## [TASK DATA]

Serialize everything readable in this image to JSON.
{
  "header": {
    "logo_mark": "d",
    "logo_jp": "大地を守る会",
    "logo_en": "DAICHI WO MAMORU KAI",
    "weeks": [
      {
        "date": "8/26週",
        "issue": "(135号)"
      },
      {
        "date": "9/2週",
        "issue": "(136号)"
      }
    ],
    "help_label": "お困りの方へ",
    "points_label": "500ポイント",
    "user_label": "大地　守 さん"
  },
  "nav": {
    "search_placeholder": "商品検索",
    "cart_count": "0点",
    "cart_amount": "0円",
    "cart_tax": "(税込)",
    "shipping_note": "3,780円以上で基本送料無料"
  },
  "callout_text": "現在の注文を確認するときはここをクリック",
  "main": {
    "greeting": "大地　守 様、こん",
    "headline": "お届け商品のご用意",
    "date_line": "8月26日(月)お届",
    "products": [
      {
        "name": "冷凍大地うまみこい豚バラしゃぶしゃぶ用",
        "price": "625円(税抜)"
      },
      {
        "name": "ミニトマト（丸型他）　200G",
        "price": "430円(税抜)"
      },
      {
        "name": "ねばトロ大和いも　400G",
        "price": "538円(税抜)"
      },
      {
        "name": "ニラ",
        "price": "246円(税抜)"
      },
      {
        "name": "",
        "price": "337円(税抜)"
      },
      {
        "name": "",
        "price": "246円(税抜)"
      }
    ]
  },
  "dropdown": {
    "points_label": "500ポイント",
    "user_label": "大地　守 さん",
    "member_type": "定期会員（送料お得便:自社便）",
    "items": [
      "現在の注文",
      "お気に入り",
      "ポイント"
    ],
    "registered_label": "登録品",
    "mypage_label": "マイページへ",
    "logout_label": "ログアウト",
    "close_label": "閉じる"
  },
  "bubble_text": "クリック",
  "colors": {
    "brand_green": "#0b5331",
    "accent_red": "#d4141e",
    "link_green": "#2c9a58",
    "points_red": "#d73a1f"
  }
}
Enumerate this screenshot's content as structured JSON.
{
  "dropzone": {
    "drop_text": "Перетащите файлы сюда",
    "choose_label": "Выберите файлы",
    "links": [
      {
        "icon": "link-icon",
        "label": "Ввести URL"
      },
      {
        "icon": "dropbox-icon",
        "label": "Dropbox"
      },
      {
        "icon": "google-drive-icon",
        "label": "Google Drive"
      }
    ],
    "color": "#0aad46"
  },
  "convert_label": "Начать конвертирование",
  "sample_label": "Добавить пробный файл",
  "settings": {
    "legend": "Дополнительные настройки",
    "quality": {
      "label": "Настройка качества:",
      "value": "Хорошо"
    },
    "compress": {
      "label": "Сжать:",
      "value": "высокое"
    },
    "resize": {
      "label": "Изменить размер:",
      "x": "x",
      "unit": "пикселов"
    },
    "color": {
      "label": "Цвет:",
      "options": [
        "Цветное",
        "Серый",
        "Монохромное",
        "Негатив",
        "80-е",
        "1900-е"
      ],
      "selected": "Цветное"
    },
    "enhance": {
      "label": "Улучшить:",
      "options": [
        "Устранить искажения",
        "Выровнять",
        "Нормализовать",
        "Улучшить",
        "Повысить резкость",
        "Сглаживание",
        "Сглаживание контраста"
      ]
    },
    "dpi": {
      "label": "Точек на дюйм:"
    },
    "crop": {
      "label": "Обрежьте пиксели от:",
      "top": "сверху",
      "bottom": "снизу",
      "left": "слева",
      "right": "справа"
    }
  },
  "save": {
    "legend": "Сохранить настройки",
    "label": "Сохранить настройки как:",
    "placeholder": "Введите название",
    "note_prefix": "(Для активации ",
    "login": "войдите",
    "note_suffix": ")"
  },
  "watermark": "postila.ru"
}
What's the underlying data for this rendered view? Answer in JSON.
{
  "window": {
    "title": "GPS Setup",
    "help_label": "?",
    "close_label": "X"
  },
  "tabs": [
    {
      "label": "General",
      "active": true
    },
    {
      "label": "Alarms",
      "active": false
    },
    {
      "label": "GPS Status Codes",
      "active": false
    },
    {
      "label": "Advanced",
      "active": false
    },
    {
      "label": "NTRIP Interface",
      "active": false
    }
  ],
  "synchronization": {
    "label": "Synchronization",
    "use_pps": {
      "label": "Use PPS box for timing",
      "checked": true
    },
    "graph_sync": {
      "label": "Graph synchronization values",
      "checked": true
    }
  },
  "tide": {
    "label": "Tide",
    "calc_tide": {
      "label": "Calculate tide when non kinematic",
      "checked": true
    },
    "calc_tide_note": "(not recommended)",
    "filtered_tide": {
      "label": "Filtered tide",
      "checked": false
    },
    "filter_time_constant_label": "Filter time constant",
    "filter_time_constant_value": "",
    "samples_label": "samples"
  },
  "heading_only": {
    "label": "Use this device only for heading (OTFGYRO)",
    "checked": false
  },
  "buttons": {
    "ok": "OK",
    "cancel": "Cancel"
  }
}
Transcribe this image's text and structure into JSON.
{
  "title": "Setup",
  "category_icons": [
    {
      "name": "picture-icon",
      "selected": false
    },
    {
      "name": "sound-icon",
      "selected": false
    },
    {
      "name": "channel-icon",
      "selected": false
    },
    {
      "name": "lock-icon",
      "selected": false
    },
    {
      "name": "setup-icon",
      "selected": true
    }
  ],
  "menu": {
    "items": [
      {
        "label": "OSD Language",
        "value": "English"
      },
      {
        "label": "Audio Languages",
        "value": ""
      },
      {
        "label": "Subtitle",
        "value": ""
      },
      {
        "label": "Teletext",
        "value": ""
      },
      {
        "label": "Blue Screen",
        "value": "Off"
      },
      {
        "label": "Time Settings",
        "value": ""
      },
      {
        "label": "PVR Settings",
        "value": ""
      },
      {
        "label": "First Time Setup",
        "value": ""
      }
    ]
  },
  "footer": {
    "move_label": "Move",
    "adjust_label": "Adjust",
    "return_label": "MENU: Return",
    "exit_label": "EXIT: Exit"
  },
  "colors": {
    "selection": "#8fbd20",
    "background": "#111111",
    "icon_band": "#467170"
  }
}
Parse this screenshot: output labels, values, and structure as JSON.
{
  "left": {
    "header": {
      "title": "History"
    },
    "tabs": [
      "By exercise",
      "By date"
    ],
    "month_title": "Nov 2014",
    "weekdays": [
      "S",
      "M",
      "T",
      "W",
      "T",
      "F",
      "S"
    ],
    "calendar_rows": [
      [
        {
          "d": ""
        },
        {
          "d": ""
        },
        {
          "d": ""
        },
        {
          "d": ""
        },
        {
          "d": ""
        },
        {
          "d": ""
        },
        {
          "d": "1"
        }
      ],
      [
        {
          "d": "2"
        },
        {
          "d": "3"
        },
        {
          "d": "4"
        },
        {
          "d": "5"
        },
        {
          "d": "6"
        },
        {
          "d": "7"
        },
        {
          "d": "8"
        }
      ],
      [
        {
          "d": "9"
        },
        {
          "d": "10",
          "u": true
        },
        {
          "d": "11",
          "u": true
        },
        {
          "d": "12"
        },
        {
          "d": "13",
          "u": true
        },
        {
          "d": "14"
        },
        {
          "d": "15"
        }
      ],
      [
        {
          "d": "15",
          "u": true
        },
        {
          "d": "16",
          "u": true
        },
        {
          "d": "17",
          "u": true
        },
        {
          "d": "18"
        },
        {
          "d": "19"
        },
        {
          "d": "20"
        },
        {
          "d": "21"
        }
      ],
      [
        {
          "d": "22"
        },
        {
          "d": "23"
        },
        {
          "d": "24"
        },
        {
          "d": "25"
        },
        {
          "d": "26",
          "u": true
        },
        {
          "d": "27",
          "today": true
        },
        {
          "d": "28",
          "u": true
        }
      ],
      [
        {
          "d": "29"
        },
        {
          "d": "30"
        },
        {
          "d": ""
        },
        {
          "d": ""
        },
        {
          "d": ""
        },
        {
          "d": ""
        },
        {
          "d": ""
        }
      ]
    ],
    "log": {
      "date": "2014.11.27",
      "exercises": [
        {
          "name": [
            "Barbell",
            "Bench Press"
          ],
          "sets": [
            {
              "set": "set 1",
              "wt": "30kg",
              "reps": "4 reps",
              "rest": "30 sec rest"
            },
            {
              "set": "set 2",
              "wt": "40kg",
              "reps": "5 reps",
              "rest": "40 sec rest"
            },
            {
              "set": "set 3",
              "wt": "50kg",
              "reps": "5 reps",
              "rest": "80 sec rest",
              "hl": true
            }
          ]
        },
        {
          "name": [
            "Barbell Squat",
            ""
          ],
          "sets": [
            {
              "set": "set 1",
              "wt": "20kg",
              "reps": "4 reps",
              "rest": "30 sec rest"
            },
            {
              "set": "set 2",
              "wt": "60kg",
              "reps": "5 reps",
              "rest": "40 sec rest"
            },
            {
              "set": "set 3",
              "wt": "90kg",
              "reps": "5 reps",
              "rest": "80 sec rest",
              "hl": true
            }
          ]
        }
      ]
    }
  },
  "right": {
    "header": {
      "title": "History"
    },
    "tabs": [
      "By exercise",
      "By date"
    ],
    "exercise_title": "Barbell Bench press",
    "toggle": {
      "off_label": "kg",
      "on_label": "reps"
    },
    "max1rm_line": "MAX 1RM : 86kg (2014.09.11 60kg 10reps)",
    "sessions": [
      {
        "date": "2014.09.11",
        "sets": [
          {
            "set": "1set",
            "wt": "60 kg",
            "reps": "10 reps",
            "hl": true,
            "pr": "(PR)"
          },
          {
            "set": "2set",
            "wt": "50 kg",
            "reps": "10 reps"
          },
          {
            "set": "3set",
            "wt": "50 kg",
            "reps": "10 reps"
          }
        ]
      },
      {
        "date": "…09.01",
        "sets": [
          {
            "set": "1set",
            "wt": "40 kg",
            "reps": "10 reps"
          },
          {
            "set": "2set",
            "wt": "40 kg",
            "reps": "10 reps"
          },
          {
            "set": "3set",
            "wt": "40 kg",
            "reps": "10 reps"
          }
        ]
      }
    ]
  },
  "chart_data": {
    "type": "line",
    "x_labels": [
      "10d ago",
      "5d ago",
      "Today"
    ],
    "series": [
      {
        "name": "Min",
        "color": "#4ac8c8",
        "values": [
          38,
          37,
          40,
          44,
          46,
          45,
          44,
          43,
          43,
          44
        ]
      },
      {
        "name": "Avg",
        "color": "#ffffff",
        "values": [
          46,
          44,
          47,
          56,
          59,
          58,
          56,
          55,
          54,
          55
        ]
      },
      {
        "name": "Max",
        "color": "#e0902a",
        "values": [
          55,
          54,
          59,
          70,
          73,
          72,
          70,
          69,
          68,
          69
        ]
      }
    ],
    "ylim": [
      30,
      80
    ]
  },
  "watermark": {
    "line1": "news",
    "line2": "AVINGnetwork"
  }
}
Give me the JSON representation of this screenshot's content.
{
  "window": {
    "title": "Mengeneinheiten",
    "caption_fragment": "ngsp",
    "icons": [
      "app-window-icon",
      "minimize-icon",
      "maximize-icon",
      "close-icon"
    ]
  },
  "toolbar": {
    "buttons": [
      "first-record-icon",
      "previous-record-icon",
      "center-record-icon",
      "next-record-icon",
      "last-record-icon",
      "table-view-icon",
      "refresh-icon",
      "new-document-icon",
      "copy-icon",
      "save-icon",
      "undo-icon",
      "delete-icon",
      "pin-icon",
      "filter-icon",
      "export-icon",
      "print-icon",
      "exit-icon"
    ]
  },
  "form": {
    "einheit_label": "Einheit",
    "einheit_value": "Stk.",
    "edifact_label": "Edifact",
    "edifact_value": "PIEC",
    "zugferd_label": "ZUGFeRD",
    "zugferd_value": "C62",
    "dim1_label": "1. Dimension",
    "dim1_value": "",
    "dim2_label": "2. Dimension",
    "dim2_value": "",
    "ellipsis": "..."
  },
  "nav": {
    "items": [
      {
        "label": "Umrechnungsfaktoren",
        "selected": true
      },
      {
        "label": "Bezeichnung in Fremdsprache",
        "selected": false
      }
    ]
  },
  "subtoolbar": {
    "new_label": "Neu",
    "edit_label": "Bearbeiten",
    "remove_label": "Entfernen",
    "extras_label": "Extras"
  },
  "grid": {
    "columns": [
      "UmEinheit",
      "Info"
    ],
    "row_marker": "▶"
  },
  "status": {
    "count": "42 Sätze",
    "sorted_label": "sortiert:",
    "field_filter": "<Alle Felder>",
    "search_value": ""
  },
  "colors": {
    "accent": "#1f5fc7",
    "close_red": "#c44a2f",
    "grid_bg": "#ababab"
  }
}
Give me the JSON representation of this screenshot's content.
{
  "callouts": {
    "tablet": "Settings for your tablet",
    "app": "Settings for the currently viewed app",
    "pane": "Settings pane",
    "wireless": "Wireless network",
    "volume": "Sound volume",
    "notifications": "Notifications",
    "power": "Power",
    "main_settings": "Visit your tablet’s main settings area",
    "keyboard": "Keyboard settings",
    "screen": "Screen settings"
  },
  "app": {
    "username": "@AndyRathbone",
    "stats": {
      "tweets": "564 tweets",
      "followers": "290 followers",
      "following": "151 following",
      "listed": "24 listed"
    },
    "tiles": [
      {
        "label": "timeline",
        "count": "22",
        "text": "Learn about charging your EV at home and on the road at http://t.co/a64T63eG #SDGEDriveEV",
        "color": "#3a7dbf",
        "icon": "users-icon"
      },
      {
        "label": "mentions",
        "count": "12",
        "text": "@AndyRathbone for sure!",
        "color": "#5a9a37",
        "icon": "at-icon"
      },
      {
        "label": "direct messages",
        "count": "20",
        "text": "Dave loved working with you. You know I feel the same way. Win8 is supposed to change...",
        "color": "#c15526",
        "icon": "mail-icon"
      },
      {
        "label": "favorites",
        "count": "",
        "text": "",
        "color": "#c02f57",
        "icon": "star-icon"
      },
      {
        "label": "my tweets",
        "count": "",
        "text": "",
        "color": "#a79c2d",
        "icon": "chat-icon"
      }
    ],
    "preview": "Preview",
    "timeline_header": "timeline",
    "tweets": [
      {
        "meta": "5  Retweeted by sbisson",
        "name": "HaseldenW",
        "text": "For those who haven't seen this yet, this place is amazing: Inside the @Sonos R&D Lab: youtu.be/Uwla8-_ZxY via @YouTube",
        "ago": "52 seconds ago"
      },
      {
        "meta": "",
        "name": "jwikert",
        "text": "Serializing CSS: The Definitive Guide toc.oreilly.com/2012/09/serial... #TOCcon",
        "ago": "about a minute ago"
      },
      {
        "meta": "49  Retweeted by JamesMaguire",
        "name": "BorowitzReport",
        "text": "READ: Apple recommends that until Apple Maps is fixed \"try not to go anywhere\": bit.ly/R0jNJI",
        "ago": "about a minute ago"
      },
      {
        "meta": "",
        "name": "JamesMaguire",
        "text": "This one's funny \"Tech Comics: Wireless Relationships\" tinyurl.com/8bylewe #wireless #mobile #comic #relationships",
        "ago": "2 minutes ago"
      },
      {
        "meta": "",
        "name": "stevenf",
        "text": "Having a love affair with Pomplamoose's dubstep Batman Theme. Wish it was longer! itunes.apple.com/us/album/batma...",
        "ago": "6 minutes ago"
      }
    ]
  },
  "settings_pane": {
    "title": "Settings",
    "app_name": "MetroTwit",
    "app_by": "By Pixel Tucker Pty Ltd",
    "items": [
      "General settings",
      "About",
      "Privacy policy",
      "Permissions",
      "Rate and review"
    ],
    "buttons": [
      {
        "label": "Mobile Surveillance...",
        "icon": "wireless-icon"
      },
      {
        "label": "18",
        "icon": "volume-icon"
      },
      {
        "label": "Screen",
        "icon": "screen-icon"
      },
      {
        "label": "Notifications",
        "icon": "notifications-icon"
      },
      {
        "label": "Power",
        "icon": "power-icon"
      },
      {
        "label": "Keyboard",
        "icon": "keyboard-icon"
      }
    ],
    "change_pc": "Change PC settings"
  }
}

## [EXERCISE OBJECTIVE]
Of the lines in the material, how many contain the word "volume"? Reply with the number and nothing else.

## [EXERCISE OUTPUT]
2